Task: Reproduce each of the items below verbatim, preserving every line without alteration.
++++ Raw records ++++
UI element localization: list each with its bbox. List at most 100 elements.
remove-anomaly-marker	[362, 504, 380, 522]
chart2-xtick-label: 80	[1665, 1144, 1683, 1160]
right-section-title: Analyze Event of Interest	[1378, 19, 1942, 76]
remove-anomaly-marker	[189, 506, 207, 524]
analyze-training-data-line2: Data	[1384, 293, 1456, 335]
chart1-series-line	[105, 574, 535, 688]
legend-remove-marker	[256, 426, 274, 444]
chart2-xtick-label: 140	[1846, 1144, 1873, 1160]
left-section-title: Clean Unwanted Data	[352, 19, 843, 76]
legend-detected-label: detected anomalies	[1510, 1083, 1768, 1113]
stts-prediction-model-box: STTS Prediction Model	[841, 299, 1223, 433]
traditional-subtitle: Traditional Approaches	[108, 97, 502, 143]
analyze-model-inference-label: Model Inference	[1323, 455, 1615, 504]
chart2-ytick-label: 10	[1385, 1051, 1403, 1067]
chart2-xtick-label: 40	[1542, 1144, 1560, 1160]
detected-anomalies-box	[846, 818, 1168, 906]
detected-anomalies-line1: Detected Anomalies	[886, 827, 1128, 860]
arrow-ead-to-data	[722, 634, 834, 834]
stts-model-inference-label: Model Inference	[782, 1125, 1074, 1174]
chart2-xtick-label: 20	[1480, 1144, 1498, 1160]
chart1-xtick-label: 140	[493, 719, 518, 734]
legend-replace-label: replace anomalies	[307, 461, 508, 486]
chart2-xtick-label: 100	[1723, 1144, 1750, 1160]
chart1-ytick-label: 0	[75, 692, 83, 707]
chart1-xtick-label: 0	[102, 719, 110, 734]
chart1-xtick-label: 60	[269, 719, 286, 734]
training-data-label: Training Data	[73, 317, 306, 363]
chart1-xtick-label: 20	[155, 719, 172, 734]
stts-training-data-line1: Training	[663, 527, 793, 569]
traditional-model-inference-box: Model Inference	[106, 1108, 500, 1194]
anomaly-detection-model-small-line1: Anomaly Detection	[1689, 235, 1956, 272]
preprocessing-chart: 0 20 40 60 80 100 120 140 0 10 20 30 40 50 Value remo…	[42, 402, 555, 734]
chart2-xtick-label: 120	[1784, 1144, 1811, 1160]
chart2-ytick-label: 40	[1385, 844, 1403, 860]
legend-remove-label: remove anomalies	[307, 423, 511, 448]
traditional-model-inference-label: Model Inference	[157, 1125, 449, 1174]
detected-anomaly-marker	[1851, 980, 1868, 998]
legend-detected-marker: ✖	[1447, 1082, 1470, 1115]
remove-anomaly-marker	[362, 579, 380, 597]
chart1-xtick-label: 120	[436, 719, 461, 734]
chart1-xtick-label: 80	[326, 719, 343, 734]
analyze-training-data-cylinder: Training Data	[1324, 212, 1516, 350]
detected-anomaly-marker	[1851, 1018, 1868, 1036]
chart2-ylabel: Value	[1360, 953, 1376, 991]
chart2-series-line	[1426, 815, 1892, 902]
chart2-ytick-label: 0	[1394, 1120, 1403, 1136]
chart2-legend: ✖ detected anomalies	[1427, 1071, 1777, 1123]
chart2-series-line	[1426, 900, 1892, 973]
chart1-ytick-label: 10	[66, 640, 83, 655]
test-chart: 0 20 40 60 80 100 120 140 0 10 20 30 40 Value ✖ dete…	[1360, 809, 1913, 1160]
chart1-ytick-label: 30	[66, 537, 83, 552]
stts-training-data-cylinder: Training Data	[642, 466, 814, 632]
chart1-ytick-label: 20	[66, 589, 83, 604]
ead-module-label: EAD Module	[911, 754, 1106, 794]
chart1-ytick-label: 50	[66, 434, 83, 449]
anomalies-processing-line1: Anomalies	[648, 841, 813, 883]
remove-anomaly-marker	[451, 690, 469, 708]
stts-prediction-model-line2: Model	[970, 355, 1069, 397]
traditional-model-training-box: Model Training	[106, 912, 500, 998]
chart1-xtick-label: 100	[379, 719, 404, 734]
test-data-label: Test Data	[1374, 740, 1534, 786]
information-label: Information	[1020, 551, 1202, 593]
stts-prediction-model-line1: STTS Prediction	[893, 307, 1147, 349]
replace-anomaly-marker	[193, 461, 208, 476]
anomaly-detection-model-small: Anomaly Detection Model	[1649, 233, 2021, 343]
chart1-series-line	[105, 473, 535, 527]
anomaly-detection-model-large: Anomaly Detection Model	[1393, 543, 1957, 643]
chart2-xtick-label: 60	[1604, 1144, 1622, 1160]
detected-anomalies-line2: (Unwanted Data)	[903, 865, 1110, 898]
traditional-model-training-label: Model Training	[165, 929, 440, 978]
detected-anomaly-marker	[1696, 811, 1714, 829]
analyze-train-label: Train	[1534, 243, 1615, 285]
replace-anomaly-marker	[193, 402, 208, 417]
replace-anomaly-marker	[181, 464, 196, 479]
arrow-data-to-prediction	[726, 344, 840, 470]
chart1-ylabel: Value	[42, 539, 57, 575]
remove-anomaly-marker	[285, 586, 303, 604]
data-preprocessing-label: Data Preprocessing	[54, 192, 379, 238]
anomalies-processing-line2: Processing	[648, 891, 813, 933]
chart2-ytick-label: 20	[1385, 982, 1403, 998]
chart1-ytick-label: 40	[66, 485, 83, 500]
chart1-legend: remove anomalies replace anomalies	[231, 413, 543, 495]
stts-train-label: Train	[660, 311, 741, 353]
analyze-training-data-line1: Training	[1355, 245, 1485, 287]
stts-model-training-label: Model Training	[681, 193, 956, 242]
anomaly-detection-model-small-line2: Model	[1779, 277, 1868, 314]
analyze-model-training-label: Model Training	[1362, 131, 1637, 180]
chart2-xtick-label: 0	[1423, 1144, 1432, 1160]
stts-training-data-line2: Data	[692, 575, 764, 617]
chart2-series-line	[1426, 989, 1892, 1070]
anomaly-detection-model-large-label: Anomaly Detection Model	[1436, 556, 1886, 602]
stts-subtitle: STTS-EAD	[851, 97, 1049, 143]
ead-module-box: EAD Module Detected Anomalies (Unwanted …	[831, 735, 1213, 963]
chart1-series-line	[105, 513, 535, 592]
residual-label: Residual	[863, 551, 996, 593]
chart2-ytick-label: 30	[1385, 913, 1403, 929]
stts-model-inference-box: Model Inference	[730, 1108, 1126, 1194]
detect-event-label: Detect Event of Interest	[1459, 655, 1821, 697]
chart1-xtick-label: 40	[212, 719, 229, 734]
++++
Complete response:
UI element localization: list each with its bbox. List at most 100 elements.
remove-anomaly-marker	[362, 504, 380, 522]
chart2-xtick-label: 80	[1665, 1144, 1683, 1160]
right-section-title: Analyze Event of Interest	[1378, 19, 1942, 76]
remove-anomaly-marker	[189, 506, 207, 524]
analyze-training-data-line2: Data	[1384, 293, 1456, 335]
chart1-series-line	[105, 574, 535, 688]
legend-remove-marker	[256, 426, 274, 444]
chart2-xtick-label: 140	[1846, 1144, 1873, 1160]
left-section-title: Clean Unwanted Data	[352, 19, 843, 76]
legend-detected-label: detected anomalies	[1510, 1083, 1768, 1113]
stts-prediction-model-box: STTS Prediction Model	[841, 299, 1223, 433]
traditional-subtitle: Traditional Approaches	[108, 97, 502, 143]
analyze-model-inference-label: Model Inference	[1323, 455, 1615, 504]
chart2-ytick-label: 10	[1385, 1051, 1403, 1067]
chart2-xtick-label: 40	[1542, 1144, 1560, 1160]
detected-anomalies-box	[846, 818, 1168, 906]
detected-anomalies-line1: Detected Anomalies	[886, 827, 1128, 860]
arrow-ead-to-data	[722, 634, 834, 834]
stts-model-inference-label: Model Inference	[782, 1125, 1074, 1174]
chart2-xtick-label: 20	[1480, 1144, 1498, 1160]
chart1-xtick-label: 140	[493, 719, 518, 734]
legend-replace-label: replace anomalies	[307, 461, 508, 486]
chart2-xtick-label: 100	[1723, 1144, 1750, 1160]
chart1-ytick-label: 0	[75, 692, 83, 707]
chart1-xtick-label: 0	[102, 719, 110, 734]
chart1-xtick-label: 60	[269, 719, 286, 734]
training-data-label: Training Data	[73, 317, 306, 363]
chart1-xtick-label: 20	[155, 719, 172, 734]
stts-training-data-line1: Training	[663, 527, 793, 569]
traditional-model-inference-box: Model Inference	[106, 1108, 500, 1194]
anomaly-detection-model-small-line1: Anomaly Detection	[1689, 235, 1956, 272]
preprocessing-chart: 0 20 40 60 80 100 120 140 0 10 20 30 40 50 Value remo…	[42, 402, 555, 734]
chart2-xtick-label: 120	[1784, 1144, 1811, 1160]
chart2-ytick-label: 40	[1385, 844, 1403, 860]
legend-remove-label: remove anomalies	[307, 423, 511, 448]
traditional-model-inference-label: Model Inference	[157, 1125, 449, 1174]
detected-anomaly-marker	[1851, 980, 1868, 998]
legend-detected-marker: ✖	[1447, 1082, 1470, 1115]
remove-anomaly-marker	[362, 579, 380, 597]
chart1-xtick-label: 120	[436, 719, 461, 734]
chart1-xtick-label: 80	[326, 719, 343, 734]
analyze-training-data-cylinder: Training Data	[1324, 212, 1516, 350]
detected-anomaly-marker	[1851, 1018, 1868, 1036]
chart2-ylabel: Value	[1360, 953, 1376, 991]
chart2-series-line	[1426, 815, 1892, 902]
chart2-ytick-label: 0	[1394, 1120, 1403, 1136]
chart2-legend: ✖ detected anomalies	[1427, 1071, 1777, 1123]
chart2-series-line	[1426, 900, 1892, 973]
chart1-ytick-label: 10	[66, 640, 83, 655]
test-chart: 0 20 40 60 80 100 120 140 0 10 20 30 40 Value ✖ dete…	[1360, 809, 1913, 1160]
chart1-ytick-label: 30	[66, 537, 83, 552]
stts-training-data-cylinder: Training Data	[642, 466, 814, 632]
chart1-ytick-label: 20	[66, 589, 83, 604]
ead-module-label: EAD Module	[911, 754, 1106, 794]
chart1-ytick-label: 50	[66, 434, 83, 449]
anomalies-processing-line1: Anomalies	[648, 841, 813, 883]
remove-anomaly-marker	[451, 690, 469, 708]
stts-prediction-model-line2: Model	[970, 355, 1069, 397]
traditional-model-training-box: Model Training	[106, 912, 500, 998]
chart1-xtick-label: 100	[379, 719, 404, 734]
test-data-label: Test Data	[1374, 740, 1534, 786]
information-label: Information	[1020, 551, 1202, 593]
stts-prediction-model-line1: STTS Prediction	[893, 307, 1147, 349]
replace-anomaly-marker	[193, 461, 208, 476]
anomaly-detection-model-small: Anomaly Detection Model	[1649, 233, 2021, 343]
chart1-series-line	[105, 473, 535, 527]
anomaly-detection-model-large: Anomaly Detection Model	[1393, 543, 1957, 643]
chart2-xtick-label: 60	[1604, 1144, 1622, 1160]
detected-anomalies-line2: (Unwanted Data)	[903, 865, 1110, 898]
traditional-model-training-label: Model Training	[165, 929, 440, 978]
detected-anomaly-marker	[1696, 811, 1714, 829]
analyze-train-label: Train	[1534, 243, 1615, 285]
replace-anomaly-marker	[193, 402, 208, 417]
replace-anomaly-marker	[181, 464, 196, 479]
arrow-data-to-prediction	[726, 344, 840, 470]
chart1-ylabel: Value	[42, 539, 57, 575]
remove-anomaly-marker	[285, 586, 303, 604]
data-preprocessing-label: Data Preprocessing	[54, 192, 379, 238]
anomalies-processing-line2: Processing	[648, 891, 813, 933]
chart2-ytick-label: 20	[1385, 982, 1403, 998]
chart1-ytick-label: 40	[66, 485, 83, 500]
chart1-legend: remove anomalies replace anomalies	[231, 413, 543, 495]
stts-train-label: Train	[660, 311, 741, 353]
analyze-training-data-line1: Training	[1355, 245, 1485, 287]
stts-model-training-label: Model Training	[681, 193, 956, 242]
anomaly-detection-model-small-line2: Model	[1779, 277, 1868, 314]
analyze-model-training-label: Model Training	[1362, 131, 1637, 180]
chart2-xtick-label: 0	[1423, 1144, 1432, 1160]
stts-training-data-line2: Data	[692, 575, 764, 617]
chart2-series-line	[1426, 989, 1892, 1070]
anomaly-detection-model-large-label: Anomaly Detection Model	[1436, 556, 1886, 602]
stts-subtitle: STTS-EAD	[851, 97, 1049, 143]
ead-module-box: EAD Module Detected Anomalies (Unwanted …	[831, 735, 1213, 963]
chart1-series-line	[105, 513, 535, 592]
residual-label: Residual	[863, 551, 996, 593]
chart2-ytick-label: 30	[1385, 913, 1403, 929]
stts-model-inference-box: Model Inference	[730, 1108, 1126, 1194]
detect-event-label: Detect Event of Interest	[1459, 655, 1821, 697]
chart1-xtick-label: 40	[212, 719, 229, 734]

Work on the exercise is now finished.